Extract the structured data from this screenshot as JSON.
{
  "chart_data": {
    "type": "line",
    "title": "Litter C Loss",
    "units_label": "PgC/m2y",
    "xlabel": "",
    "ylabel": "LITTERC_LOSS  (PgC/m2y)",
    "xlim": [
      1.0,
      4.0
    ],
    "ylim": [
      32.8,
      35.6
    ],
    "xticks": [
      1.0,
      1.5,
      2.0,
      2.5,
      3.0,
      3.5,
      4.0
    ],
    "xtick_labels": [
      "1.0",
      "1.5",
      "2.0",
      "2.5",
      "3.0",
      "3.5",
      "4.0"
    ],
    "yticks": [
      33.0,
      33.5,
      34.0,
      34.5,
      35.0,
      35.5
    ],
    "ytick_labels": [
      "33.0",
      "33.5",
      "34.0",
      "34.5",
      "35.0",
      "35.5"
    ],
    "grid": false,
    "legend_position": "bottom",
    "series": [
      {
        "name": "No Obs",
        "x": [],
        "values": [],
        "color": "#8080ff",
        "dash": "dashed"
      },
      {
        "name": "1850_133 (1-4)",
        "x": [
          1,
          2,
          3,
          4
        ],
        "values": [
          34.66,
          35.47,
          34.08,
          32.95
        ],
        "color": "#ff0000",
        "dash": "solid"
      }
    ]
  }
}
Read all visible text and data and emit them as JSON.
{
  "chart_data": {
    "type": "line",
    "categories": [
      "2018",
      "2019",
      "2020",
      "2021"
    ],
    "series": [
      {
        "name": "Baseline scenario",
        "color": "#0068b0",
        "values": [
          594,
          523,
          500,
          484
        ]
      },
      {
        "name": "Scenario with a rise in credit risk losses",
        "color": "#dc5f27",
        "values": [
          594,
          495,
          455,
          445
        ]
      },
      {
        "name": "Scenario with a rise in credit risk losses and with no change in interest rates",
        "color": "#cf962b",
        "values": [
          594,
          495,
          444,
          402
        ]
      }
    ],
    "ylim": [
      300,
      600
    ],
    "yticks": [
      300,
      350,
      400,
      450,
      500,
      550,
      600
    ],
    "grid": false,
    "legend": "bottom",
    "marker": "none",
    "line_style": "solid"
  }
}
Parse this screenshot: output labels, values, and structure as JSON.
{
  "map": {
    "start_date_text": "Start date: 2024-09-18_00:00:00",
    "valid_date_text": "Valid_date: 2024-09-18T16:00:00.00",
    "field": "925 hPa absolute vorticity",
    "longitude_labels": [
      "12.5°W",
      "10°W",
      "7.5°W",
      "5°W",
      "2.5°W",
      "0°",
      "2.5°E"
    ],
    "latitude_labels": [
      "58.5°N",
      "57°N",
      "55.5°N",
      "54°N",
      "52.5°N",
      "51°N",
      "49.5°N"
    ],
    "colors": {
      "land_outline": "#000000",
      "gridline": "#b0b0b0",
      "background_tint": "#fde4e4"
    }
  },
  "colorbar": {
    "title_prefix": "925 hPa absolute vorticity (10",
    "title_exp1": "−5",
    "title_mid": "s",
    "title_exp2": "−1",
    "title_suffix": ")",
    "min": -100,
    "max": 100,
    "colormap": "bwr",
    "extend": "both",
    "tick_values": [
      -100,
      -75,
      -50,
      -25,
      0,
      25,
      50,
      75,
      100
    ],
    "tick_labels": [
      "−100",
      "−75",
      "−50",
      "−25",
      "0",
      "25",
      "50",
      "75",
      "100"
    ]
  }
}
+ + + +
Every line containing the string "bottom" must be listed.

• _Finished task_:
    "legend_position": "bottom",
    "legend": "bottom",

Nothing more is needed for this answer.